#### Input rows ####

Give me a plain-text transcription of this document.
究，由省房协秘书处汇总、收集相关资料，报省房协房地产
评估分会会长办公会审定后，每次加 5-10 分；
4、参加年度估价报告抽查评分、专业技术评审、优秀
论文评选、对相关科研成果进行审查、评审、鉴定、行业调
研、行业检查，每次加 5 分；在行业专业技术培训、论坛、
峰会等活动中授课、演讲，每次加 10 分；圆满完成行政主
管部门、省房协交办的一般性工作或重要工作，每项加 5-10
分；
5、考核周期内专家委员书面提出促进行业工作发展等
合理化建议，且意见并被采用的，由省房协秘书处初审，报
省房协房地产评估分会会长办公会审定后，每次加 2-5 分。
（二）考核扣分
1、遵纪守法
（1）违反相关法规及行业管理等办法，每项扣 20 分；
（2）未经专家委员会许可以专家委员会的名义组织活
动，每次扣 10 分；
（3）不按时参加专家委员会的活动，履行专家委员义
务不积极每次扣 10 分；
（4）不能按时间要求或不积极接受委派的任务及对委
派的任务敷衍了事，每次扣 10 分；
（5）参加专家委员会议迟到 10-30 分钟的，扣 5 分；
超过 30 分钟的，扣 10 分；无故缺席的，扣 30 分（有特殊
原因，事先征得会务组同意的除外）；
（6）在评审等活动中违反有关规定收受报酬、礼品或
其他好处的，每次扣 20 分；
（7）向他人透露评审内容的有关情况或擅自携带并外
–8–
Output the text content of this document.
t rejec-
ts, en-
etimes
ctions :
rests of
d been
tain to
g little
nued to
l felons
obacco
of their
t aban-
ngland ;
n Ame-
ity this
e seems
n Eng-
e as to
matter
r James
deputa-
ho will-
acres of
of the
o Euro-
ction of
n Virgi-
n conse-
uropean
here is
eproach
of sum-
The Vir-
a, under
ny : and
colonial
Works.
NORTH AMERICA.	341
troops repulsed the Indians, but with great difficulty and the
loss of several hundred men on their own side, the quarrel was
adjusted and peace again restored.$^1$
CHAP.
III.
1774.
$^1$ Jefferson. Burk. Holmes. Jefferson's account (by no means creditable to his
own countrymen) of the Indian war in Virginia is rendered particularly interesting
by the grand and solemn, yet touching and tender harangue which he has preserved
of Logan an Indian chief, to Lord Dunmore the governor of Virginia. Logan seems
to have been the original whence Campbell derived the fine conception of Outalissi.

####

● Set task
Please restate the data word for word, every record included.

● Output below
Give me a plain-text transcription of this document.
究，由省房协秘书处汇总、收集相关资料，报省房协房地产
评估分会会长办公会审定后，每次加 5-10 分；
4、参加年度估价报告抽查评分、专业技术评审、优秀
论文评选、对相关科研成果进行审查、评审、鉴定、行业调
研、行业检查，每次加 5 分；在行业专业技术培训、论坛、
峰会等活动中授课、演讲，每次加 10 分；圆满完成行政主
管部门、省房协交办的一般性工作或重要工作，每项加 5-10
分；
5、考核周期内专家委员书面提出促进行业工作发展等
合理化建议，且意见并被采用的，由省房协秘书处初审，报
省房协房地产评估分会会长办公会审定后，每次加 2-5 分。
（二）考核扣分
1、遵纪守法
（1）违反相关法规及行业管理等办法，每项扣 20 分；
（2）未经专家委员会许可以专家委员会的名义组织活
动，每次扣 10 分；
（3）不按时参加专家委员会的活动，履行专家委员义
务不积极每次扣 10 分；
（4）不能按时间要求或不积极接受委派的任务及对委
派的任务敷衍了事，每次扣 10 分；
（5）参加专家委员会议迟到 10-30 分钟的，扣 5 分；
超过 30 分钟的，扣 10 分；无故缺席的，扣 30 分（有特殊
原因，事先征得会务组同意的除外）；
（6）在评审等活动中违反有关规定收受报酬、礼品或
其他好处的，每次扣 20 分；
（7）向他人透露评审内容的有关情况或擅自携带并外
–8–
Output the text content of this document.
t rejec-
ts, en-
etimes
ctions :
rests of
d been
tain to
g little
nued to
l felons
obacco
of their
t aban-
ngland ;
n Ame-
ity this
e seems
n Eng-
e as to
matter
r James
deputa-
ho will-
acres of
of the
o Euro-
ction of
n Virgi-
n conse-
uropean
here is
eproach
of sum-
The Vir-
a, under
ny : and
colonial
Works.
NORTH AMERICA.	341
troops repulsed the Indians, but with great difficulty and the
loss of several hundred men on their own side, the quarrel was
adjusted and peace again restored.$^1$
CHAP.
III.
1774.
$^1$ Jefferson. Burk. Holmes. Jefferson's account (by no means creditable to his
own countrymen) of the Indian war in Virginia is rendered particularly interesting
by the grand and solemn, yet touching and tender harangue which he has preserved
of Logan an Indian chief, to Lord Dunmore the governor of Virginia. Logan seems
to have been the original whence Campbell derived the fine conception of Outalissi.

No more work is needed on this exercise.